> **INPUT FOR THIS TASK**
══════
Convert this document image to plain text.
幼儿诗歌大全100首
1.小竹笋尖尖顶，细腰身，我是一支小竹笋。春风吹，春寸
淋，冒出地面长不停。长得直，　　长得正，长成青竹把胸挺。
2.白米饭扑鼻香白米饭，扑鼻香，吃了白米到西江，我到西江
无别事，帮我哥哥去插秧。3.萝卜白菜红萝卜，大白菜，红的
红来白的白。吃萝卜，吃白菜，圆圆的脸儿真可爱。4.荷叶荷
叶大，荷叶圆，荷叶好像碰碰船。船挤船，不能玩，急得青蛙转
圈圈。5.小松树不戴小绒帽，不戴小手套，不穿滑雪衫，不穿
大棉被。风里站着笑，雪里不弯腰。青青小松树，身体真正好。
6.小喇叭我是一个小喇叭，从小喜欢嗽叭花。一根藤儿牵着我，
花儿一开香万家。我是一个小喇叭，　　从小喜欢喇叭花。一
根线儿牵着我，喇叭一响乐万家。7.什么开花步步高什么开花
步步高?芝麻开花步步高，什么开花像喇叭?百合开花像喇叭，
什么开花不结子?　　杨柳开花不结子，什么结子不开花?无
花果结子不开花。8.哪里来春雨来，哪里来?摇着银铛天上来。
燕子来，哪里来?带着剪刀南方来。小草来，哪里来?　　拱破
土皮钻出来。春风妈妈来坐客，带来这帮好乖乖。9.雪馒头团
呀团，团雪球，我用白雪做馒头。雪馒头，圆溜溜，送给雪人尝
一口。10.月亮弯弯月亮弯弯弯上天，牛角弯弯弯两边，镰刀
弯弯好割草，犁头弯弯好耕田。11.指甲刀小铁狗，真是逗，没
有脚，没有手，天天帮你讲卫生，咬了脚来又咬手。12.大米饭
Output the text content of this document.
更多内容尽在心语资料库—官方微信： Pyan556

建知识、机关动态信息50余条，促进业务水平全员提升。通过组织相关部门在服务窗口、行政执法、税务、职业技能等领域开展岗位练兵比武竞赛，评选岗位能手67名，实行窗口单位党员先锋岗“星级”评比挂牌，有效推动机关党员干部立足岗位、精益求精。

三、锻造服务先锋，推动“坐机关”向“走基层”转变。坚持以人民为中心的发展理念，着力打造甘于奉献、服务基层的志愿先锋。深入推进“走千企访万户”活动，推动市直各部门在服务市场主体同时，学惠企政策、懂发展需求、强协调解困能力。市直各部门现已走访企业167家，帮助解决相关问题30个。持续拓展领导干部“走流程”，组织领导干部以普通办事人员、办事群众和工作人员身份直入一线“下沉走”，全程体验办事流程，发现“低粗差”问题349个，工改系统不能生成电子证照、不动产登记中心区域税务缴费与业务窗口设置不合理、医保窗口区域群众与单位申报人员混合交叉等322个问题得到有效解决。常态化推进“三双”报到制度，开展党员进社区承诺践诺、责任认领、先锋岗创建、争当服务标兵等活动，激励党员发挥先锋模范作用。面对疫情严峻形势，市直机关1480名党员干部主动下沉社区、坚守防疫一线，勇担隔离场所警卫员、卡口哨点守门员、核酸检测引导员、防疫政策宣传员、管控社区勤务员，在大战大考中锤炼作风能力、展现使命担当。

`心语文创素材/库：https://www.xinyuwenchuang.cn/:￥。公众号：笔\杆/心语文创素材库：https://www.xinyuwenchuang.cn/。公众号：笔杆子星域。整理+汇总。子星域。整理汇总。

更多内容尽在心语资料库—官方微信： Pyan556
══════
> **EXERCISE DETAILS**
Gather each line in the data that holds the string "document".

> **WORKED SOLUTION**
Convert this document image to plain text.
Output the text content of this document.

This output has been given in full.